* [EXERCISE BRIEF]: Arrange the records, from their first line through the line containing "wire bus down to F/PMP", as a Markdown table with the columns Row and Entry, numbering each row and leaving out blank lines.

******************************

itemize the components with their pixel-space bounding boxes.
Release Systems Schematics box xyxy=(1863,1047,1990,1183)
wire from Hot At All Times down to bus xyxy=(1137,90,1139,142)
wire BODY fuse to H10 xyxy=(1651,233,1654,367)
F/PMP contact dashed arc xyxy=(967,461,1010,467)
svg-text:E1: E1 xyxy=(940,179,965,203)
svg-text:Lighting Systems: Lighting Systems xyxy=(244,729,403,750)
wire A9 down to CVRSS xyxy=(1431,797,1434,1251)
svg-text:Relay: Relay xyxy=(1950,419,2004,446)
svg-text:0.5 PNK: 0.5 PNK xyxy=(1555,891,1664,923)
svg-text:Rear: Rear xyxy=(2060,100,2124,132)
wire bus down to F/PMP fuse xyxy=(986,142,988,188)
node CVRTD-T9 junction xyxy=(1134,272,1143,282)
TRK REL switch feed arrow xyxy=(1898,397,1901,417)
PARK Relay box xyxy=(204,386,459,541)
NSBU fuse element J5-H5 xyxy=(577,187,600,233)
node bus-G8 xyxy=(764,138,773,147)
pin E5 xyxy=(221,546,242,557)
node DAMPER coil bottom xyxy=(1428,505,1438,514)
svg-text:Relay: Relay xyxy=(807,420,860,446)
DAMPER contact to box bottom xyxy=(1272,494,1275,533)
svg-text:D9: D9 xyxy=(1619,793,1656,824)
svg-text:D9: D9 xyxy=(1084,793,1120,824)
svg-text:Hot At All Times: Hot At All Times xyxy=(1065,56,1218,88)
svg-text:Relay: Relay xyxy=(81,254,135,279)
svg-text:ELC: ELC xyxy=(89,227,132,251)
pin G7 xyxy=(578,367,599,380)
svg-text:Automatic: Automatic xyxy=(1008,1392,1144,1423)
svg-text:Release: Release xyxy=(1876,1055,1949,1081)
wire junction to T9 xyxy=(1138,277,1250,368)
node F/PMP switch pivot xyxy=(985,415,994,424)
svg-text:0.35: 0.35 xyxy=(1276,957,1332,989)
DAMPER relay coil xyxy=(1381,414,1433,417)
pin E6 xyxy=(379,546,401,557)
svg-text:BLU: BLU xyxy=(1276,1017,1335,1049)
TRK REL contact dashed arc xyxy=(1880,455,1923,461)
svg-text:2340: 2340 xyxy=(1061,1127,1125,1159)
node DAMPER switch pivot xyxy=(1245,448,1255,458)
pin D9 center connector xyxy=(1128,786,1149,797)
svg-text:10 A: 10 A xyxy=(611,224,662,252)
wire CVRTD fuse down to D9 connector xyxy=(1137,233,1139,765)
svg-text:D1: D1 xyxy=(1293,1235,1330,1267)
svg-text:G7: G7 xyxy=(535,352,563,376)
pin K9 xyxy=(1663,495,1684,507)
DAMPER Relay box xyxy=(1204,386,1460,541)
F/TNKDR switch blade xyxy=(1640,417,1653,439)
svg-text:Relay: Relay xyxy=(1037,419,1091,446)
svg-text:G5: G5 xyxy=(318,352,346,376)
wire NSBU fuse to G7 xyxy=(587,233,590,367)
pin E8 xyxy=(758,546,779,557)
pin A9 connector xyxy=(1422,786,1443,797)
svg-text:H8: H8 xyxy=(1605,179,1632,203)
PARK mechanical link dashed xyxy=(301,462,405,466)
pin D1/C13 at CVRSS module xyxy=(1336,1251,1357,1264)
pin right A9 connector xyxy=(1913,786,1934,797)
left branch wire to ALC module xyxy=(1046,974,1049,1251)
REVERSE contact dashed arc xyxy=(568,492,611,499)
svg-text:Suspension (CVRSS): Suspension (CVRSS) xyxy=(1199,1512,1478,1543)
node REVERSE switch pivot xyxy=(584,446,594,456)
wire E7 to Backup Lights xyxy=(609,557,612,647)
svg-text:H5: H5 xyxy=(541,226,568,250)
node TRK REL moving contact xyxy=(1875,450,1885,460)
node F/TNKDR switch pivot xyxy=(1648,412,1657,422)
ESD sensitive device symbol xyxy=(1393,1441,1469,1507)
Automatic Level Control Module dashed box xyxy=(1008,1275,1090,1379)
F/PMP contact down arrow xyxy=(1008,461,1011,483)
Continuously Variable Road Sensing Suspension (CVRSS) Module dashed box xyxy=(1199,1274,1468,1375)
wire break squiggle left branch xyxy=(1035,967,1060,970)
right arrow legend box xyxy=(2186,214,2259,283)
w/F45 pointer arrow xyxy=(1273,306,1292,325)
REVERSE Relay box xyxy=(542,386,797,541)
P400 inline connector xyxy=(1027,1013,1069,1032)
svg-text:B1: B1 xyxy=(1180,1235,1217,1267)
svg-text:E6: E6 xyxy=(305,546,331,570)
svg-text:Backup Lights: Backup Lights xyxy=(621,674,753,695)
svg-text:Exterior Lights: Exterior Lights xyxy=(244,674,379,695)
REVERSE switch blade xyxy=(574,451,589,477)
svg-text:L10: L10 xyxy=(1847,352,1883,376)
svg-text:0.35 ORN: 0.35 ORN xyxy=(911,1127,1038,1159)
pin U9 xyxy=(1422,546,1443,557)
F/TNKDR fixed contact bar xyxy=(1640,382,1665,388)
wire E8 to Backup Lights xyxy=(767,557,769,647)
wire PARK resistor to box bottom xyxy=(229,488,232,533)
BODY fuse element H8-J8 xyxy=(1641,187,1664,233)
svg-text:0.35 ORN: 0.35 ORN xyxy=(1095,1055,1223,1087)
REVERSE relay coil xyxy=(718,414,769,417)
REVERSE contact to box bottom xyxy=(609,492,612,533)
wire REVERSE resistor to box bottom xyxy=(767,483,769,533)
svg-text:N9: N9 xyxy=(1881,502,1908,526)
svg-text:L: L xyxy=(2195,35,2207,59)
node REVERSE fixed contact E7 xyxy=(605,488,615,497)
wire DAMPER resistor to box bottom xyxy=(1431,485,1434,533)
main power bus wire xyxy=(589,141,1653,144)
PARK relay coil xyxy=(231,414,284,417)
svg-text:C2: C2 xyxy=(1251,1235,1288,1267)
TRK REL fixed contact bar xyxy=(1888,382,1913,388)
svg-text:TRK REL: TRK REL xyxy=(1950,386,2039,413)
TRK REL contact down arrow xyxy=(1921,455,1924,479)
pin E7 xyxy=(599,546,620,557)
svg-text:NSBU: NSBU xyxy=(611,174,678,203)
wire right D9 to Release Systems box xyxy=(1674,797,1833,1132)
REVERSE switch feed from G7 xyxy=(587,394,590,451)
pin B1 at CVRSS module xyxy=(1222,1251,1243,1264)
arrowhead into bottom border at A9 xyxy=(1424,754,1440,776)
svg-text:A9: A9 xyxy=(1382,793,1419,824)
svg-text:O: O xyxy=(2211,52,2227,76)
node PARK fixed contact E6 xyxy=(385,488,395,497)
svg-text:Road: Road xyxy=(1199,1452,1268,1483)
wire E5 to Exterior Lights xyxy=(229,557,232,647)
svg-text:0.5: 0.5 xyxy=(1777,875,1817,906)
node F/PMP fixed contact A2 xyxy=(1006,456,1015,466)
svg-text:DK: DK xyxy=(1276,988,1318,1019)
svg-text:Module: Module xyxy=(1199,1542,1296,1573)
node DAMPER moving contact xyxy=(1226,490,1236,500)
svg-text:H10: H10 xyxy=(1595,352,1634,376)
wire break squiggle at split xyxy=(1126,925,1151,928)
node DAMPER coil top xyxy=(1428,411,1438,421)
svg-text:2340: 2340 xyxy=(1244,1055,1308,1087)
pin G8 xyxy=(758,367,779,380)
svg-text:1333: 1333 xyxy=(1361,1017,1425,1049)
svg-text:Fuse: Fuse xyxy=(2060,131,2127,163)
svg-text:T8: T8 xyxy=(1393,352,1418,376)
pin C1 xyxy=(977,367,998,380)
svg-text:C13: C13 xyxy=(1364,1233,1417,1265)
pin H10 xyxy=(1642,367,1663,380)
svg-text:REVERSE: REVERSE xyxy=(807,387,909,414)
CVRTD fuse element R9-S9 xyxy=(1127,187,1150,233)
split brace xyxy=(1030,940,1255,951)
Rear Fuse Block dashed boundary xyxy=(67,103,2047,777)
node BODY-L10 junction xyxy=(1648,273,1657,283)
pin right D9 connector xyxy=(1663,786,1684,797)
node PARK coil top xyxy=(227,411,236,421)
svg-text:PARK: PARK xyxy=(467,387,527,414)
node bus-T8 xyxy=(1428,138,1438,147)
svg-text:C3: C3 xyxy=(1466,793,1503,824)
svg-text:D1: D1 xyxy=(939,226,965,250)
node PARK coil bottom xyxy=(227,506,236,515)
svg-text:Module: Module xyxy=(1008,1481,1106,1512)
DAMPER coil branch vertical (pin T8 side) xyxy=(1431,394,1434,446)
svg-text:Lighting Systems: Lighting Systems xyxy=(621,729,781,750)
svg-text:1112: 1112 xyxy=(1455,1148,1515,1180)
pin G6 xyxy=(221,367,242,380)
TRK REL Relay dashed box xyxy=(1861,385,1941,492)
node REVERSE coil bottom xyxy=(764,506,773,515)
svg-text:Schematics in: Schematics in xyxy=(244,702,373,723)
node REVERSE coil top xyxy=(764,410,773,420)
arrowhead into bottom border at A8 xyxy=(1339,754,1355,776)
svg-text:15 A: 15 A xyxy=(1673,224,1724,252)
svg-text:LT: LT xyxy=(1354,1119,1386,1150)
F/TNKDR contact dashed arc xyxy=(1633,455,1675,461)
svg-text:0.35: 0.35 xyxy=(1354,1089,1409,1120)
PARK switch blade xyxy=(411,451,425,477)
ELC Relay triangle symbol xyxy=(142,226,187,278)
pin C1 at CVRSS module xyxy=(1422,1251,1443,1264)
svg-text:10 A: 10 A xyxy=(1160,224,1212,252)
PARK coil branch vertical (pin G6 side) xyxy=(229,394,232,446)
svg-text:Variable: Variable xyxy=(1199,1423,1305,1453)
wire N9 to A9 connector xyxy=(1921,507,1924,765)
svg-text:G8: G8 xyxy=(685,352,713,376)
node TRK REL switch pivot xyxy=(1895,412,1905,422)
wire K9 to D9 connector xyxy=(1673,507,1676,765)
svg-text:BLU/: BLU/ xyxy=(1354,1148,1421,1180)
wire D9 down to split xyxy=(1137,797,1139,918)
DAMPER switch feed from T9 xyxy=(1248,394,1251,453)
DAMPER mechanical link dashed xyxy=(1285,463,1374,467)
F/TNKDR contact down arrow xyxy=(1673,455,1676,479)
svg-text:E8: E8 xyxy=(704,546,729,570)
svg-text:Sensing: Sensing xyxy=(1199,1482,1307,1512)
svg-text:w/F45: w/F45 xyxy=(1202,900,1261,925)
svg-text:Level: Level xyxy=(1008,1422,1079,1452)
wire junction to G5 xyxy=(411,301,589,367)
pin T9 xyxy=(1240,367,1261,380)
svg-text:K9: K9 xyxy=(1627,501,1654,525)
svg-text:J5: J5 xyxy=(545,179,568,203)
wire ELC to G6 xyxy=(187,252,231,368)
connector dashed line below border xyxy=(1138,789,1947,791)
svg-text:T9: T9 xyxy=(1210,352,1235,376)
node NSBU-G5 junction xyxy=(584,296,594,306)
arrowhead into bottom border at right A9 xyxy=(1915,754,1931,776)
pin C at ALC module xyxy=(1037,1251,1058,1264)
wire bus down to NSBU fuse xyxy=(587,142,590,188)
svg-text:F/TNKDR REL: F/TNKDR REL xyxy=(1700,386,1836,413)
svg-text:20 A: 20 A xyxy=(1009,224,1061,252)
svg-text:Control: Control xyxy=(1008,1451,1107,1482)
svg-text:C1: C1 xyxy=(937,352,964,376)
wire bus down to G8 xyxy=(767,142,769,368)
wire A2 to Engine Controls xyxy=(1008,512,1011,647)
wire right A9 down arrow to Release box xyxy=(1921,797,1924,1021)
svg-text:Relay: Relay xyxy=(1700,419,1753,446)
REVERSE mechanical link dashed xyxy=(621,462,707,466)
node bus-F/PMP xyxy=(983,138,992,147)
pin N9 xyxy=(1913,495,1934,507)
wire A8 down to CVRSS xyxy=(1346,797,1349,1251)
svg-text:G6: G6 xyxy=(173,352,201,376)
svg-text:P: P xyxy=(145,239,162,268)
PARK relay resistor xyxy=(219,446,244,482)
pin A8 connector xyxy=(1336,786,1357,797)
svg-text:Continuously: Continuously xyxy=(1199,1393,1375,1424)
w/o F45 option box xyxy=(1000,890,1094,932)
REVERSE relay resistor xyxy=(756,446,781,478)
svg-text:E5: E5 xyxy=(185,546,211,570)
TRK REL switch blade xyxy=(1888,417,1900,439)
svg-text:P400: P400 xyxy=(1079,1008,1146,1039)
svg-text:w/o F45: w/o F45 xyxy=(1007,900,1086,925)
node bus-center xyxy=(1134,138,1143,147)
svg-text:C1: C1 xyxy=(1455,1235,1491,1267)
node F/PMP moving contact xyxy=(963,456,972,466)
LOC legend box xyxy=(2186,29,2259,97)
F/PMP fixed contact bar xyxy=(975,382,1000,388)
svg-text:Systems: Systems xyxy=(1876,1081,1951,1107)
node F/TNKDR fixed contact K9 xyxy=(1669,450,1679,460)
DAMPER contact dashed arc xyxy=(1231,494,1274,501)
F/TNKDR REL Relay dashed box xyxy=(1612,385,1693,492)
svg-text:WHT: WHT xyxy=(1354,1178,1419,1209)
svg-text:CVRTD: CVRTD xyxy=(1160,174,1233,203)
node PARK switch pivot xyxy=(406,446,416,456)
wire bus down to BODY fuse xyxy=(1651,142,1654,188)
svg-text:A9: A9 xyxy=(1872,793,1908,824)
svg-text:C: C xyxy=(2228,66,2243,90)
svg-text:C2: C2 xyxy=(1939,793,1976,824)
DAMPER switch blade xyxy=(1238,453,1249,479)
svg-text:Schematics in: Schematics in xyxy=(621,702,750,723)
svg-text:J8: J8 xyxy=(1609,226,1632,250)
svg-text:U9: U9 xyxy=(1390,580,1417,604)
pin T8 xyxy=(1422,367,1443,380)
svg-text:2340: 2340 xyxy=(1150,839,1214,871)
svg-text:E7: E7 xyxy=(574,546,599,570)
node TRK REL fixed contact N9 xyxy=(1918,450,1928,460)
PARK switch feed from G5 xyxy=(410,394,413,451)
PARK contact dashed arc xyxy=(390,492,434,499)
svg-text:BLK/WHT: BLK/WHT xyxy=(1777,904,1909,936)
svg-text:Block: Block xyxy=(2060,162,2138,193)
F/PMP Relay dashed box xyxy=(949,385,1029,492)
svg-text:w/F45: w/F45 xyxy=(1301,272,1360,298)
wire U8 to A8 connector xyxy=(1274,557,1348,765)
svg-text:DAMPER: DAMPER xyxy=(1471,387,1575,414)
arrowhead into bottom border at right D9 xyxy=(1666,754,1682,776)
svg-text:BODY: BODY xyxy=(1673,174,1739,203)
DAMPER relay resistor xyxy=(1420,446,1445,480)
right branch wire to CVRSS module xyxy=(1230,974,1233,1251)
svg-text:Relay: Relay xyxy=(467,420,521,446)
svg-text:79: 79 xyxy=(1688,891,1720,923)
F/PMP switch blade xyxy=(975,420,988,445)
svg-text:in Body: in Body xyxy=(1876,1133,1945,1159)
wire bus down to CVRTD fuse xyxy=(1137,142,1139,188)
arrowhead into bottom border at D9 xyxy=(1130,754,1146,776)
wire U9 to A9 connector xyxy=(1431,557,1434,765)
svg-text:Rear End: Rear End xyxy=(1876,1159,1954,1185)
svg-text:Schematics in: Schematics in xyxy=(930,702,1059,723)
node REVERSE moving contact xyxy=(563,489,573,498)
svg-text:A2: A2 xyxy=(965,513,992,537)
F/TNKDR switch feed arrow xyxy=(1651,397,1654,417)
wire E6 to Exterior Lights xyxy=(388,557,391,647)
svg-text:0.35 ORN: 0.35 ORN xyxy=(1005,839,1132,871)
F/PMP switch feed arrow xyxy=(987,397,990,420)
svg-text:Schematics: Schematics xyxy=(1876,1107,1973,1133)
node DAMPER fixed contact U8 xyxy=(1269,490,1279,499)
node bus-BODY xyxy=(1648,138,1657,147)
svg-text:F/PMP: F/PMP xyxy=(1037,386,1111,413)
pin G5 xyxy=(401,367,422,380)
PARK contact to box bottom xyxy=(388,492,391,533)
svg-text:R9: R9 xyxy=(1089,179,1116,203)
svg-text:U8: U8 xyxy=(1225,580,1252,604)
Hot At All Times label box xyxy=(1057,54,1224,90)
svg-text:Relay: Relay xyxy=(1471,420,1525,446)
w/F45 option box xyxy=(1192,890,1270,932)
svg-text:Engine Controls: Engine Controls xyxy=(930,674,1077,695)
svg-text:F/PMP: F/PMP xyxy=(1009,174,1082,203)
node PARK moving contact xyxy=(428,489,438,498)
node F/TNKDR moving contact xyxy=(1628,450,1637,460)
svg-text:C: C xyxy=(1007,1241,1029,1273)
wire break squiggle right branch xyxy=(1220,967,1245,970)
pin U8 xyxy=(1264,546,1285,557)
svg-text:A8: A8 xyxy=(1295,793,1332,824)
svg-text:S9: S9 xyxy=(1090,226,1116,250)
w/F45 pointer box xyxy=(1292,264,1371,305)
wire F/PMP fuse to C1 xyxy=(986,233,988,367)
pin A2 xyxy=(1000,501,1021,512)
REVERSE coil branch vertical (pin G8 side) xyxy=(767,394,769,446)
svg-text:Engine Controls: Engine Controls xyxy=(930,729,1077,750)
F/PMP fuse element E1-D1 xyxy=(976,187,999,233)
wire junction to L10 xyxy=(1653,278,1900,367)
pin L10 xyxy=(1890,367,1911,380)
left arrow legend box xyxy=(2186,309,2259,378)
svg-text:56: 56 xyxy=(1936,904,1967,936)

******************************

* [CORRECT RESPONSE]:
| Row | Entry |
|---|---|
| 1 | itemize the components with their pixel-space bounding boxes. |
| 2 | Release Systems Schematics box xyxy=(1863,1047,1990,1183) |
| 3 | wire from Hot At All Times down to bus xyxy=(1137,90,1139,142) |
| 4 | wire BODY fuse to H10 xyxy=(1651,233,1654,367) |
| 5 | F/PMP contact dashed arc xyxy=(967,461,1010,467) |
| 6 | svg-text:E1: E1 xyxy=(940,179,965,203) |
| 7 | svg-text:Lighting Systems: Lighting Systems xyxy=(244,729,403,750) |
| 8 | wire A9 down to CVRSS xyxy=(1431,797,1434,1251) |
| 9 | svg-text:Relay: Relay xyxy=(1950,419,2004,446) |
| 10 | svg-text:0.5 PNK: 0.5 PNK xyxy=(1555,891,1664,923) |
| 11 | svg-text:Rear: Rear xyxy=(2060,100,2124,132) |
| 12 | wire bus down to F/PMP fuse xyxy=(986,142,988,188) |